**Work required:** Using the entries that follow, collect the lines where the word "title" appears.

**Data records:**

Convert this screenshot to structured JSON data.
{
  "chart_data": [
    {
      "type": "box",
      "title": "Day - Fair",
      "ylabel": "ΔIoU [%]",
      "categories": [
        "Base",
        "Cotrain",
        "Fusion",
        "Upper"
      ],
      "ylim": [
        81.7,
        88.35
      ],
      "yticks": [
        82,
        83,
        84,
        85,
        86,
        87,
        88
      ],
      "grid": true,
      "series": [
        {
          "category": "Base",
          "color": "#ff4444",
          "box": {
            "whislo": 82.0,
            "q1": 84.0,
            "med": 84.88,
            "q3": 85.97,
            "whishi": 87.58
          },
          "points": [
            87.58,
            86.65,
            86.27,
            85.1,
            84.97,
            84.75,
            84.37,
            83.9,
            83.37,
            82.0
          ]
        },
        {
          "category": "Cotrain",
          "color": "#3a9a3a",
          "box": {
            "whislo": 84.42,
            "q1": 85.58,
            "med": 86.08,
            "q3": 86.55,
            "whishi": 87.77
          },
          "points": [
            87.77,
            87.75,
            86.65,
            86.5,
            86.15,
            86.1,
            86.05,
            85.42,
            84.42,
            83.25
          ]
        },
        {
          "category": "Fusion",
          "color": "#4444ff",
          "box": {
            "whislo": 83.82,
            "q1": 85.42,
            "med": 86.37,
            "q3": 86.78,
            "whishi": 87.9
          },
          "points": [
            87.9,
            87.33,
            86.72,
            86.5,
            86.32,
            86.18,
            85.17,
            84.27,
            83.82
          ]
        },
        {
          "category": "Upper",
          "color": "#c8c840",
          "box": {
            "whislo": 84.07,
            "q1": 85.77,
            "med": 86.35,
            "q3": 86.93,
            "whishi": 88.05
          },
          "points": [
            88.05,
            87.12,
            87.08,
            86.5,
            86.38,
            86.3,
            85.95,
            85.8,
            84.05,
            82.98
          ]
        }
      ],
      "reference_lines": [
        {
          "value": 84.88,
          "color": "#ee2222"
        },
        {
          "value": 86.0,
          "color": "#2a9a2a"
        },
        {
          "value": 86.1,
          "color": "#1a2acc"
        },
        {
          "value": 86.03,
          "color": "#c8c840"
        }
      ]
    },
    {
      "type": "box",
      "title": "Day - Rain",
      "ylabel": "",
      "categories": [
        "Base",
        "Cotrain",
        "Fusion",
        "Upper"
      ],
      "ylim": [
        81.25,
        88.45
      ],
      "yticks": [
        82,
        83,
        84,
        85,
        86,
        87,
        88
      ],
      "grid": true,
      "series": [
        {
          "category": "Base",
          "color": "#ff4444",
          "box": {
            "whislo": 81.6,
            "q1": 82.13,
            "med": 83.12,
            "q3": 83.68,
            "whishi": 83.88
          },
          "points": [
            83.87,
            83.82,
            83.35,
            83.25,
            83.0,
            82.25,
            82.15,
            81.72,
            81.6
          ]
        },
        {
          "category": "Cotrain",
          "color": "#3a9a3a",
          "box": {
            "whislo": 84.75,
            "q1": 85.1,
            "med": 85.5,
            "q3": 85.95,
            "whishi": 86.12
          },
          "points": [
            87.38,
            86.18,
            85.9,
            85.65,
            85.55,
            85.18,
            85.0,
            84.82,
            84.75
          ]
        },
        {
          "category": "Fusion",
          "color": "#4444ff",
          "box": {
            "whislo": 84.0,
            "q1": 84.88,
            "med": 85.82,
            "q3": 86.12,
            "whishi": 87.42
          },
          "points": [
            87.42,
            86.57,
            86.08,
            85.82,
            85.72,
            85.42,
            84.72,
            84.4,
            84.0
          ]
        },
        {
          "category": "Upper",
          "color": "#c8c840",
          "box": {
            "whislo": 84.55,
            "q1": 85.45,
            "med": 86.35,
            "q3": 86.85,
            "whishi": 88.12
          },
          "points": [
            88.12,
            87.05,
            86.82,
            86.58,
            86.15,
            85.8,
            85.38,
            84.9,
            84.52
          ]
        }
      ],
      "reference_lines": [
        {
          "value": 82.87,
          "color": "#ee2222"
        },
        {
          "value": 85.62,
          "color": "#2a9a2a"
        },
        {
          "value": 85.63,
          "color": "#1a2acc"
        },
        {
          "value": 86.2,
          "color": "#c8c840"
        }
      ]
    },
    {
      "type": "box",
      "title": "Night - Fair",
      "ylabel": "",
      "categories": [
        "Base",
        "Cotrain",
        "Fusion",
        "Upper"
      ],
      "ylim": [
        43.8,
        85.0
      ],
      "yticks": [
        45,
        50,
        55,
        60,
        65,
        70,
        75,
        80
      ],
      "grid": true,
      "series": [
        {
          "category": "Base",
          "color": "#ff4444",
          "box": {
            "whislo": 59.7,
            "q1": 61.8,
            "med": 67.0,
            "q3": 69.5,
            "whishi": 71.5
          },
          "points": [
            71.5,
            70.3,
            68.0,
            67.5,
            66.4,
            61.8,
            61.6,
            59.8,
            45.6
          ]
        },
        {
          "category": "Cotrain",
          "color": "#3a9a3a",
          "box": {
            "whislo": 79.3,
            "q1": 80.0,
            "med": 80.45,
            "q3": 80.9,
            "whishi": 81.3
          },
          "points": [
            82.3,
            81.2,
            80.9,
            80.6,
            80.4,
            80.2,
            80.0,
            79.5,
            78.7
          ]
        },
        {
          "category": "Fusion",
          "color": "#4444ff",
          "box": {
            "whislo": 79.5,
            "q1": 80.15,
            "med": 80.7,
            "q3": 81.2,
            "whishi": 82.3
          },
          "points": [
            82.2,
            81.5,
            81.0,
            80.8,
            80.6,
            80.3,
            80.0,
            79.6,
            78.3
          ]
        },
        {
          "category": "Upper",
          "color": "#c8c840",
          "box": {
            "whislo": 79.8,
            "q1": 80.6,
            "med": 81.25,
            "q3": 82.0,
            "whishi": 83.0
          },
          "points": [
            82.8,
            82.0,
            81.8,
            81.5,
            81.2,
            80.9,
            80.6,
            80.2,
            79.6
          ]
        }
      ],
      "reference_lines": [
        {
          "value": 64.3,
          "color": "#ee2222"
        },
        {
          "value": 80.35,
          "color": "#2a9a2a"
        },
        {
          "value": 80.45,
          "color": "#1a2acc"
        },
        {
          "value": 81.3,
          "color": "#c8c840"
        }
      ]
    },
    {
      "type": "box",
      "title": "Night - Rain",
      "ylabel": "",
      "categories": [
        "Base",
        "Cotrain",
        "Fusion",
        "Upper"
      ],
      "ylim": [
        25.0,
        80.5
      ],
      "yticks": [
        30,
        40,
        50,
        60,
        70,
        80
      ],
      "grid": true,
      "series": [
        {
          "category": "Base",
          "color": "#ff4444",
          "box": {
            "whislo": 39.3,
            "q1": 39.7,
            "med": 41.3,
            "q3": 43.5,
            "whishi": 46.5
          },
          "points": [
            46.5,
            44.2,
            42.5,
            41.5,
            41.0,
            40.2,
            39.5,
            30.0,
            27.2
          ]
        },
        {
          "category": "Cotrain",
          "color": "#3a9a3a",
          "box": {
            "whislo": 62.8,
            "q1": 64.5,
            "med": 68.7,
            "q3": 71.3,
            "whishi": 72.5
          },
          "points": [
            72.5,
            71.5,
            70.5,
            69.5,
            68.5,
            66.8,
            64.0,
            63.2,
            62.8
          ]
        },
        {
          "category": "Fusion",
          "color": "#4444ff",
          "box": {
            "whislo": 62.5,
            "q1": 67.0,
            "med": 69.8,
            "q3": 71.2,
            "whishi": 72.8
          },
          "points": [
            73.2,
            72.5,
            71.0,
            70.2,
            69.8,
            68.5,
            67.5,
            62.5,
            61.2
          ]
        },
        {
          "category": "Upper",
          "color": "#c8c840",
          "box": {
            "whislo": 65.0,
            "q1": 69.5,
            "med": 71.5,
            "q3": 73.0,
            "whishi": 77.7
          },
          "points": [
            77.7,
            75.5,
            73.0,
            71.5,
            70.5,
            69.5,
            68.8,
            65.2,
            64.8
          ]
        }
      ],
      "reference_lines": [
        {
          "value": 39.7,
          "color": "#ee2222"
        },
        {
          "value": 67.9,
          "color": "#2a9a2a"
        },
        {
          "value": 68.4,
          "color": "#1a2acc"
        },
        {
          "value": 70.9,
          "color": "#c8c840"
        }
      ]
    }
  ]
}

**Expected answer:**
      "title": "Day - Fair",
      "title": "Day - Rain",
      "title": "Night - Fair",
      "title": "Night - Rain",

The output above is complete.